--- START DATA IN THIS EXERCISE ---

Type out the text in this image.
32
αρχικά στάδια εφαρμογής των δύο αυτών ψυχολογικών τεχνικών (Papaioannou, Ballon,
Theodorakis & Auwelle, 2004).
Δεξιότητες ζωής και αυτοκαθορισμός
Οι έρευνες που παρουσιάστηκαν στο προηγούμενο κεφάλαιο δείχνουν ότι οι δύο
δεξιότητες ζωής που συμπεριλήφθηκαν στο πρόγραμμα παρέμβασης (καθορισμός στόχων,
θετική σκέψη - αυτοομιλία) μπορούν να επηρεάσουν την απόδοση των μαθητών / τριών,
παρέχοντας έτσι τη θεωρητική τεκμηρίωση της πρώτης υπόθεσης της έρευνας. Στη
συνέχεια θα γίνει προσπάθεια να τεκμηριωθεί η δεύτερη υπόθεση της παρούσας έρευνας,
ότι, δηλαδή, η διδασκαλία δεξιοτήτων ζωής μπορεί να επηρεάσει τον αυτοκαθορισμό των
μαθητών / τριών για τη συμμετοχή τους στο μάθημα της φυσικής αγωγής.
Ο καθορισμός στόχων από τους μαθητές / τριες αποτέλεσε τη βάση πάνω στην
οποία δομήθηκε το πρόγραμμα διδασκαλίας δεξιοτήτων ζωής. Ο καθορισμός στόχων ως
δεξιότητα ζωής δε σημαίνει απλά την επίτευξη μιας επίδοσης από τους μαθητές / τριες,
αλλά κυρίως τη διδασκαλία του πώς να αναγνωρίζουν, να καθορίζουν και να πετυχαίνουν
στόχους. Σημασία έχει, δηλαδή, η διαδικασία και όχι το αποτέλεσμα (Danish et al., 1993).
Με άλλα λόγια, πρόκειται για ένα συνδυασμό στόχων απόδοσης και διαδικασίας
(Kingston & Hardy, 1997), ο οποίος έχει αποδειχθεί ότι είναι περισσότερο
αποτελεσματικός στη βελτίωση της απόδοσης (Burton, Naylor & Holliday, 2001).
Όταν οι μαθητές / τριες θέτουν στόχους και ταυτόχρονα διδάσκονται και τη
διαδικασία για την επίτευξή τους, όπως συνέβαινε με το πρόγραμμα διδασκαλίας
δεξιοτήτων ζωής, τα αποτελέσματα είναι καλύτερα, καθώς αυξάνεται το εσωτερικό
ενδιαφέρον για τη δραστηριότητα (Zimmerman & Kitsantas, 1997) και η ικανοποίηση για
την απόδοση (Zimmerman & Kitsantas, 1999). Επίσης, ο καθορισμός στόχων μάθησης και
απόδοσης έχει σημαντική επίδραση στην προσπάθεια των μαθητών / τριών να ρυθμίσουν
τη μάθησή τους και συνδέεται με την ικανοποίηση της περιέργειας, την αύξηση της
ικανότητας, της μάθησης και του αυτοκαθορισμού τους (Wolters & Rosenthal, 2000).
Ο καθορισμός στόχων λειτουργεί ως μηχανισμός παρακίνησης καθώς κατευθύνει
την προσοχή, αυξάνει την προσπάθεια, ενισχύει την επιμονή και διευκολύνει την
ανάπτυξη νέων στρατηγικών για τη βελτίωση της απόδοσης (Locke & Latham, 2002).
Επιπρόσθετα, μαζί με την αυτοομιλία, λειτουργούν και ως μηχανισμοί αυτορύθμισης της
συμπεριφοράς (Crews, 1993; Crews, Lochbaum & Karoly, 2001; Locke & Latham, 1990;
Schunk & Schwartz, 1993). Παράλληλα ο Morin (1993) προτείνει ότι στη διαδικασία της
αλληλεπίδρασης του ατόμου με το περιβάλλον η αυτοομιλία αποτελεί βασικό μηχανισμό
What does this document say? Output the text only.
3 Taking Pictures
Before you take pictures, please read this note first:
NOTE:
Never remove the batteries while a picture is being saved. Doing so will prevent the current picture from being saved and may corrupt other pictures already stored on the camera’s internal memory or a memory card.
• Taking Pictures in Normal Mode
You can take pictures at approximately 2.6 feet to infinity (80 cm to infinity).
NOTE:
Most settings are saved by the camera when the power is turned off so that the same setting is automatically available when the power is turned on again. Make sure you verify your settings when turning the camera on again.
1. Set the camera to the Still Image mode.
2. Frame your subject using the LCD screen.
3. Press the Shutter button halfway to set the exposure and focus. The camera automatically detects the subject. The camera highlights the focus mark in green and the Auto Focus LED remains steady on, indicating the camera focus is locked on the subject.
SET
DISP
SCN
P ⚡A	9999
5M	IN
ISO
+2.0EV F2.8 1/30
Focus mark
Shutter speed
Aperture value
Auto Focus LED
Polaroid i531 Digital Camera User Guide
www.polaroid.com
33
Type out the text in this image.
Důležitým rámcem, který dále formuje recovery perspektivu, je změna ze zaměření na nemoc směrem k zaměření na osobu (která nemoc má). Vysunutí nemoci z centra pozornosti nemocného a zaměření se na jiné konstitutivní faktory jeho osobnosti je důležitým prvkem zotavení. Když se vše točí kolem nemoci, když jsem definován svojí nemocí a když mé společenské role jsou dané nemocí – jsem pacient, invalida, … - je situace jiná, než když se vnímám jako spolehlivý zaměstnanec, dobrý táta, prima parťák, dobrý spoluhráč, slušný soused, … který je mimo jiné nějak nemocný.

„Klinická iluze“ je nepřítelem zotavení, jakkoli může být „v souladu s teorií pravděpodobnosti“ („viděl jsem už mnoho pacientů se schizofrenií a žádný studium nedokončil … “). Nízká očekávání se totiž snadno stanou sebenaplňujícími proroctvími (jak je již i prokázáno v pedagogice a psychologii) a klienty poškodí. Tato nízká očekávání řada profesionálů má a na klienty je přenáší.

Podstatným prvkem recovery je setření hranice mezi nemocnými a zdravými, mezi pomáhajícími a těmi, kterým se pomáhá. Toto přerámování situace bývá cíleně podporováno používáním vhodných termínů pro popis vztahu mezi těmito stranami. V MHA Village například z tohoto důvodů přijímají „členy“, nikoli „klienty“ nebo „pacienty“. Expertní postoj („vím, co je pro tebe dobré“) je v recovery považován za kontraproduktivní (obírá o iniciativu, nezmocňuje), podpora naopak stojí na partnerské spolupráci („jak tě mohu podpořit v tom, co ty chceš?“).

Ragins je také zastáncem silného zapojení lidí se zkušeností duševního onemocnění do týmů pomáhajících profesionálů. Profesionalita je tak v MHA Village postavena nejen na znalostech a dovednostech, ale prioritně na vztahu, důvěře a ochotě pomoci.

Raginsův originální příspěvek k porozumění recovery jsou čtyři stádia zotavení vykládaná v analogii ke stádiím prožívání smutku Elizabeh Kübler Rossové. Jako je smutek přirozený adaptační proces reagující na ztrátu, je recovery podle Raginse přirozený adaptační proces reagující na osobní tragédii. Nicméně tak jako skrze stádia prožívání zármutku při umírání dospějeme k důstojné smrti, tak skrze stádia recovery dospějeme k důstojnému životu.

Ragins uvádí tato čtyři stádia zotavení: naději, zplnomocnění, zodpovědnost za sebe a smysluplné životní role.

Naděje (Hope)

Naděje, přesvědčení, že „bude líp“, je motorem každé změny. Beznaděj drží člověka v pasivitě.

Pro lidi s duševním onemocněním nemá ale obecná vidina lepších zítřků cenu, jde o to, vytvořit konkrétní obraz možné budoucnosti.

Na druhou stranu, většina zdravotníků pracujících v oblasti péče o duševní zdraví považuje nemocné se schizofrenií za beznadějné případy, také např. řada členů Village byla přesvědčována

--- END DATA IN THIS EXERCISE ---

PROMPT → Extract each line of the material exactly as it stands.

EXPECTED ANSWER →
Type out the text in this image.
32
αρχικά στάδια εφαρμογής των δύο αυτών ψυχολογικών τεχνικών (Papaioannou, Ballon,
Theodorakis & Auwelle, 2004).
Δεξιότητες ζωής και αυτοκαθορισμός
Οι έρευνες που παρουσιάστηκαν στο προηγούμενο κεφάλαιο δείχνουν ότι οι δύο
δεξιότητες ζωής που συμπεριλήφθηκαν στο πρόγραμμα παρέμβασης (καθορισμός στόχων,
θετική σκέψη - αυτοομιλία) μπορούν να επηρεάσουν την απόδοση των μαθητών / τριών,
παρέχοντας έτσι τη θεωρητική τεκμηρίωση της πρώτης υπόθεσης της έρευνας. Στη
συνέχεια θα γίνει προσπάθεια να τεκμηριωθεί η δεύτερη υπόθεση της παρούσας έρευνας,
ότι, δηλαδή, η διδασκαλία δεξιοτήτων ζωής μπορεί να επηρεάσει τον αυτοκαθορισμό των
μαθητών / τριών για τη συμμετοχή τους στο μάθημα της φυσικής αγωγής.
Ο καθορισμός στόχων από τους μαθητές / τριες αποτέλεσε τη βάση πάνω στην
οποία δομήθηκε το πρόγραμμα διδασκαλίας δεξιοτήτων ζωής. Ο καθορισμός στόχων ως
δεξιότητα ζωής δε σημαίνει απλά την επίτευξη μιας επίδοσης από τους μαθητές / τριες,
αλλά κυρίως τη διδασκαλία του πώς να αναγνωρίζουν, να καθορίζουν και να πετυχαίνουν
στόχους. Σημασία έχει, δηλαδή, η διαδικασία και όχι το αποτέλεσμα (Danish et al., 1993).
Με άλλα λόγια, πρόκειται για ένα συνδυασμό στόχων απόδοσης και διαδικασίας
(Kingston & Hardy, 1997), ο οποίος έχει αποδειχθεί ότι είναι περισσότερο
αποτελεσματικός στη βελτίωση της απόδοσης (Burton, Naylor & Holliday, 2001).
Όταν οι μαθητές / τριες θέτουν στόχους και ταυτόχρονα διδάσκονται και τη
διαδικασία για την επίτευξή τους, όπως συνέβαινε με το πρόγραμμα διδασκαλίας
δεξιοτήτων ζωής, τα αποτελέσματα είναι καλύτερα, καθώς αυξάνεται το εσωτερικό
ενδιαφέρον για τη δραστηριότητα (Zimmerman & Kitsantas, 1997) και η ικανοποίηση για
την απόδοση (Zimmerman & Kitsantas, 1999). Επίσης, ο καθορισμός στόχων μάθησης και
απόδοσης έχει σημαντική επίδραση στην προσπάθεια των μαθητών / τριών να ρυθμίσουν
τη μάθησή τους και συνδέεται με την ικανοποίηση της περιέργειας, την αύξηση της
ικανότητας, της μάθησης και του αυτοκαθορισμού τους (Wolters & Rosenthal, 2000).
Ο καθορισμός στόχων λειτουργεί ως μηχανισμός παρακίνησης καθώς κατευθύνει
την προσοχή, αυξάνει την προσπάθεια, ενισχύει την επιμονή και διευκολύνει την
ανάπτυξη νέων στρατηγικών για τη βελτίωση της απόδοσης (Locke & Latham, 2002).
Επιπρόσθετα, μαζί με την αυτοομιλία, λειτουργούν και ως μηχανισμοί αυτορύθμισης της
συμπεριφοράς (Crews, 1993; Crews, Lochbaum & Karoly, 2001; Locke & Latham, 1990;
Schunk & Schwartz, 1993). Παράλληλα ο Morin (1993) προτείνει ότι στη διαδικασία της
αλληλεπίδρασης του ατόμου με το περιβάλλον η αυτοομιλία αποτελεί βασικό μηχανισμό
What does this document say? Output the text only.
3 Taking Pictures
Before you take pictures, please read this note first:
NOTE:
Never remove the batteries while a picture is being saved. Doing so will prevent the current picture from being saved and may corrupt other pictures already stored on the camera’s internal memory or a memory card.
• Taking Pictures in Normal Mode
You can take pictures at approximately 2.6 feet to infinity (80 cm to infinity).
NOTE:
Most settings are saved by the camera when the power is turned off so that the same setting is automatically available when the power is turned on again. Make sure you verify your settings when turning the camera on again.
1. Set the camera to the Still Image mode.
2. Frame your subject using the LCD screen.
3. Press the Shutter button halfway to set the exposure and focus. The camera automatically detects the subject. The camera highlights the focus mark in green and the Auto Focus LED remains steady on, indicating the camera focus is locked on the subject.
SET
DISP
SCN
P ⚡A	9999
5M	IN
ISO
+2.0EV F2.8 1/30
Focus mark
Shutter speed
Aperture value
Auto Focus LED
Polaroid i531 Digital Camera User Guide
www.polaroid.com
33
Type out the text in this image.
Důležitým rámcem, který dále formuje recovery perspektivu, je změna ze zaměření na nemoc směrem k zaměření na osobu (která nemoc má). Vysunutí nemoci z centra pozornosti nemocného a zaměření se na jiné konstitutivní faktory jeho osobnosti je důležitým prvkem zotavení. Když se vše točí kolem nemoci, když jsem definován svojí nemocí a když mé společenské role jsou dané nemocí – jsem pacient, invalida, … - je situace jiná, než když se vnímám jako spolehlivý zaměstnanec, dobrý táta, prima parťák, dobrý spoluhráč, slušný soused, … který je mimo jiné nějak nemocný.

„Klinická iluze“ je nepřítelem zotavení, jakkoli může být „v souladu s teorií pravděpodobnosti“ („viděl jsem už mnoho pacientů se schizofrenií a žádný studium nedokončil … “). Nízká očekávání se totiž snadno stanou sebenaplňujícími proroctvími (jak je již i prokázáno v pedagogice a psychologii) a klienty poškodí. Tato nízká očekávání řada profesionálů má a na klienty je přenáší.

Podstatným prvkem recovery je setření hranice mezi nemocnými a zdravými, mezi pomáhajícími a těmi, kterým se pomáhá. Toto přerámování situace bývá cíleně podporováno používáním vhodných termínů pro popis vztahu mezi těmito stranami. V MHA Village například z tohoto důvodů přijímají „členy“, nikoli „klienty“ nebo „pacienty“. Expertní postoj („vím, co je pro tebe dobré“) je v recovery považován za kontraproduktivní (obírá o iniciativu, nezmocňuje), podpora naopak stojí na partnerské spolupráci („jak tě mohu podpořit v tom, co ty chceš?“).

Ragins je také zastáncem silného zapojení lidí se zkušeností duševního onemocnění do týmů pomáhajících profesionálů. Profesionalita je tak v MHA Village postavena nejen na znalostech a dovednostech, ale prioritně na vztahu, důvěře a ochotě pomoci.

Raginsův originální příspěvek k porozumění recovery jsou čtyři stádia zotavení vykládaná v analogii ke stádiím prožívání smutku Elizabeh Kübler Rossové. Jako je smutek přirozený adaptační proces reagující na ztrátu, je recovery podle Raginse přirozený adaptační proces reagující na osobní tragédii. Nicméně tak jako skrze stádia prožívání zármutku při umírání dospějeme k důstojné smrti, tak skrze stádia recovery dospějeme k důstojnému životu.

Ragins uvádí tato čtyři stádia zotavení: naději, zplnomocnění, zodpovědnost za sebe a smysluplné životní role.

Naděje (Hope)

Naděje, přesvědčení, že „bude líp“, je motorem každé změny. Beznaděj drží člověka v pasivitě.

Pro lidi s duševním onemocněním nemá ale obecná vidina lepších zítřků cenu, jde o to, vytvořit konkrétní obraz možné budoucnosti.

Na druhou stranu, většina zdravotníků pracujících v oblasti péče o duševní zdraví považuje nemocné se schizofrenií za beznadějné případy, také např. řada členů Village byla přesvědčována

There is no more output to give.